_AUFGABE_. Gib aus dem Text über Hoffnung einen Abschnitt wortgetreu wieder. Setze bei den Worten „Gute Gespräche erkenne“ ein und höre nach „abschätzig zu sein...“ auf.

Ich hoffe zu hoffen...

Gute Gespräche erkenne ich daran, indem ich danach mehr zu denken habe, als zuvor. Gestern unterhielt ich mich mit einer Freundin. Hoffnung stand im Raum. Ein Begriff, den ich bisher unterschätz habe - um nicht abschätzig zu sein...

 

Für mich war sie nicht mehr, als der verzweifelte Versuch, der Ausweglosigkeit eine Abbiegespur abzuringen. Für "Feiglinge", die sich nicht den Tatsachen stellen. Für "Schwache", die nicht in der Lage sind, ihr Schicksal selbst in die Hand zu nehmen und die stattdessen leichtgläubig an Wunder glauben. Zu hoffen bedeutete bisher für mich, die rosarote Wolke mit der Wirklichkeit zu tauschen. Realitätsverweigerung für Leichtgläubige. So dachte ich, bis gestern, bis zu dem Moment als ich sie mir vorstellen wollte. In Angesicht der Tatsachen, die Wirklichkeit vor Augen. Ich konnte es nicht. Es bedurfte eindeutig mehr als das Abgeben von Selbstverantwortung. Ich war chancenlos, mich der Realität zu verweigern. Und worauf sollte ich hoffen? Darauf, dass sich der Glauben an das Hoffen einstellt? Es war zum verzweifeln...

_DATENSATZAUSZUG_.
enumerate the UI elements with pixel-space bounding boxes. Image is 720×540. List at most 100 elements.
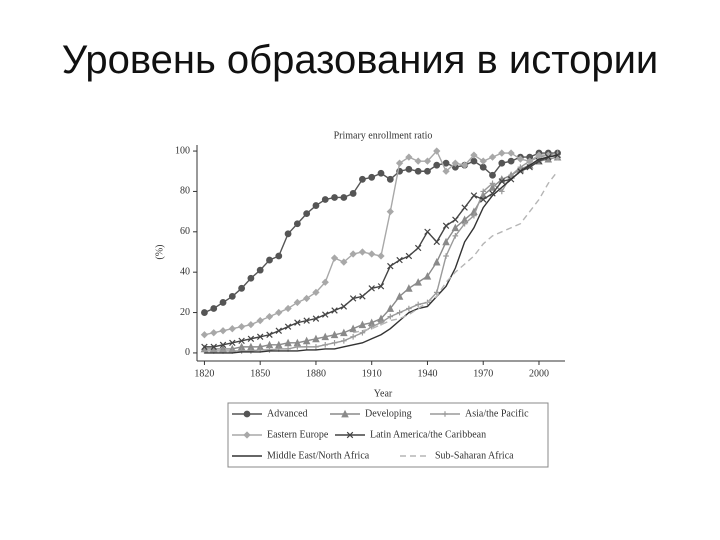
point-marker <box>358 248 367 256</box>
point-marker <box>256 333 264 341</box>
y-axis-label: (%) <box>154 245 165 260</box>
point-marker <box>405 284 413 292</box>
point-marker <box>386 175 394 183</box>
point-marker <box>470 157 478 165</box>
point-marker <box>321 332 330 341</box>
x-tick-label: 1970 <box>473 368 493 379</box>
point-marker <box>330 254 339 262</box>
series-line <box>204 152 558 314</box>
point-marker <box>508 172 514 179</box>
y-tick-label: 0 <box>185 347 190 358</box>
point-marker <box>396 309 403 316</box>
point-marker <box>340 328 348 337</box>
point-marker <box>377 252 385 260</box>
point-marker <box>266 331 273 338</box>
point-marker <box>275 308 283 317</box>
point-marker <box>414 244 422 252</box>
point-marker <box>479 157 487 165</box>
point-marker <box>350 333 356 340</box>
point-marker <box>499 188 505 195</box>
series-line <box>204 154 558 354</box>
legend-marker <box>346 431 354 439</box>
point-marker <box>340 258 348 266</box>
point-marker <box>349 295 357 302</box>
point-marker <box>377 283 385 290</box>
point-marker <box>488 153 497 161</box>
point-marker <box>248 348 254 354</box>
point-marker <box>266 256 273 264</box>
point-marker <box>210 305 218 312</box>
x-tick-label: 1850 <box>250 368 270 379</box>
point-marker <box>451 223 460 232</box>
point-marker <box>331 307 338 314</box>
point-marker <box>442 222 450 229</box>
point-marker <box>415 301 421 308</box>
point-marker <box>201 348 208 354</box>
legend-marker <box>341 409 349 418</box>
point-marker <box>442 237 450 246</box>
point-marker <box>294 319 301 326</box>
point-marker <box>387 262 394 270</box>
point-marker <box>451 159 459 167</box>
point-marker <box>349 250 357 258</box>
point-marker <box>489 171 496 179</box>
point-marker <box>405 165 413 173</box>
point-marker <box>358 320 367 329</box>
point-marker <box>247 335 255 343</box>
point-marker <box>238 348 245 354</box>
legend-box <box>227 402 549 468</box>
point-marker <box>313 344 319 350</box>
legend-label: Sub-Saharan Africa <box>435 450 514 461</box>
point-marker <box>341 338 347 344</box>
point-marker <box>471 212 477 219</box>
point-marker <box>303 344 310 350</box>
point-marker <box>470 151 478 159</box>
point-marker <box>349 324 357 333</box>
point-marker <box>303 294 311 303</box>
point-marker <box>423 157 432 165</box>
point-marker <box>330 330 339 339</box>
point-marker <box>200 331 209 339</box>
point-marker <box>489 190 496 197</box>
point-marker <box>368 285 375 292</box>
point-marker <box>526 157 534 165</box>
point-marker <box>423 272 432 280</box>
y-tick-label: 80 <box>180 186 190 197</box>
point-marker <box>284 323 292 330</box>
y-tick-label: 20 <box>180 307 190 318</box>
point-marker <box>340 194 348 201</box>
point-marker <box>386 304 395 312</box>
point-marker <box>265 340 274 349</box>
point-marker <box>238 337 245 345</box>
point-marker <box>498 178 506 185</box>
point-marker <box>302 336 311 345</box>
point-marker <box>405 153 413 161</box>
point-marker <box>349 190 357 197</box>
point-marker <box>312 202 320 209</box>
point-marker <box>219 327 227 335</box>
point-marker <box>498 149 506 157</box>
legend-label: Developing <box>365 408 412 419</box>
point-marker <box>368 250 376 258</box>
point-marker <box>517 164 524 171</box>
point-marker <box>284 338 292 347</box>
point-marker <box>424 167 431 175</box>
point-marker <box>377 169 385 177</box>
point-marker <box>488 183 497 191</box>
point-marker <box>433 238 440 246</box>
point-marker <box>378 319 384 326</box>
point-marker <box>395 159 404 167</box>
point-marker <box>228 293 236 300</box>
point-marker <box>201 309 208 316</box>
point-marker <box>219 299 227 306</box>
legend-marker <box>442 411 448 417</box>
point-marker <box>331 194 338 201</box>
x-tick-label: 1940 <box>417 368 437 379</box>
point-marker <box>303 317 310 324</box>
point-marker <box>461 204 468 211</box>
point-marker <box>432 257 441 266</box>
point-marker <box>554 151 561 159</box>
point-marker <box>340 303 348 310</box>
point-marker <box>480 188 487 195</box>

_ENDERGEBNIS_.
Gute Gespräche erkenne ich daran, indem ich danach mehr zu denken habe, als zuvor. Gestern unterhielt ich mich mit einer Freundin. Hoffnung stand im Raum. Ein Begriff, den ich bisher unterschätz habe - um nicht abschätzig zu sein...